======== Material supplied ========

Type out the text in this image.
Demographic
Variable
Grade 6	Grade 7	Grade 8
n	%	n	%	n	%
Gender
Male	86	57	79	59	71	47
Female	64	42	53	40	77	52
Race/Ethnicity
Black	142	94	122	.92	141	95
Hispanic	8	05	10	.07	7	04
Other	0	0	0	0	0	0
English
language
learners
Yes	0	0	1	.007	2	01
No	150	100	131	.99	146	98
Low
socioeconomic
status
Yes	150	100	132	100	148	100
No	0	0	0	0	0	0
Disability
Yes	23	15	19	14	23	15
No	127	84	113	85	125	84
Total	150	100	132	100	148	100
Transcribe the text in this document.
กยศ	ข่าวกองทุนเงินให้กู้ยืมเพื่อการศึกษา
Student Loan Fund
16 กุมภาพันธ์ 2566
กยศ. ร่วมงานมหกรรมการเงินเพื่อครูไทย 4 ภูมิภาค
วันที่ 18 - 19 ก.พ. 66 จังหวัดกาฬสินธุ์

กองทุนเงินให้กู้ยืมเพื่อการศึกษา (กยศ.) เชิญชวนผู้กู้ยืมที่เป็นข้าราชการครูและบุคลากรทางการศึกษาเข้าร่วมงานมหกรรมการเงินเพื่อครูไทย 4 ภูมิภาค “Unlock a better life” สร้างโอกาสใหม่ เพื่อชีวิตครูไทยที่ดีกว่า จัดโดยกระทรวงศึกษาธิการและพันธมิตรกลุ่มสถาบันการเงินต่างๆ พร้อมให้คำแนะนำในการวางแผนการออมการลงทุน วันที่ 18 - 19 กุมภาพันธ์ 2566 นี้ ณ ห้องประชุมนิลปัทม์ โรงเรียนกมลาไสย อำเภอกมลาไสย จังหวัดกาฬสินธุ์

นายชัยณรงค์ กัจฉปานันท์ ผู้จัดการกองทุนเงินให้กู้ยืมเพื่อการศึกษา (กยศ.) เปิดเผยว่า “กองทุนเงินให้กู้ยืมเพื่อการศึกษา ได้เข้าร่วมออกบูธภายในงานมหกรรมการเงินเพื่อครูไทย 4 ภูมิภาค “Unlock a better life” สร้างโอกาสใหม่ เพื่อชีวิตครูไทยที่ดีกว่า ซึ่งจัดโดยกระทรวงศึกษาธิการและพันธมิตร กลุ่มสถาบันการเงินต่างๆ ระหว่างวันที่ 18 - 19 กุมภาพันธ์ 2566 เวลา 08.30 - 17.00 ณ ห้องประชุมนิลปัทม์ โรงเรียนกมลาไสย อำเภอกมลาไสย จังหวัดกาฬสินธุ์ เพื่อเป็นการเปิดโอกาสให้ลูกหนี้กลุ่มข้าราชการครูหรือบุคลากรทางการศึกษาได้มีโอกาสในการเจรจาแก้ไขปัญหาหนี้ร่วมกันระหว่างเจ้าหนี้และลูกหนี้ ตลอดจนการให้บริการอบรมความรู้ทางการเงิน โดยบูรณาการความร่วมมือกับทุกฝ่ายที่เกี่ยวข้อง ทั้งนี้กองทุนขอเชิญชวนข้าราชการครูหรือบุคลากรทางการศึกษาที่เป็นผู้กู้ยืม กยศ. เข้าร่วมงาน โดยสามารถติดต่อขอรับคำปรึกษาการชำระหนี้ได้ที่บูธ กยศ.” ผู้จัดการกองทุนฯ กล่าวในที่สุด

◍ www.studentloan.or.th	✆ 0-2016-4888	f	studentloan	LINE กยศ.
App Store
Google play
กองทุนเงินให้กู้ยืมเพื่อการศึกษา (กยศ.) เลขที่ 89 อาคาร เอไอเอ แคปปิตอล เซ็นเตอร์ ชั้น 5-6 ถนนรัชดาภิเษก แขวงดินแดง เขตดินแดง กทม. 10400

========

Find every line containing the word "text", then give the total and nothing more.

• **Result of the exercise**
2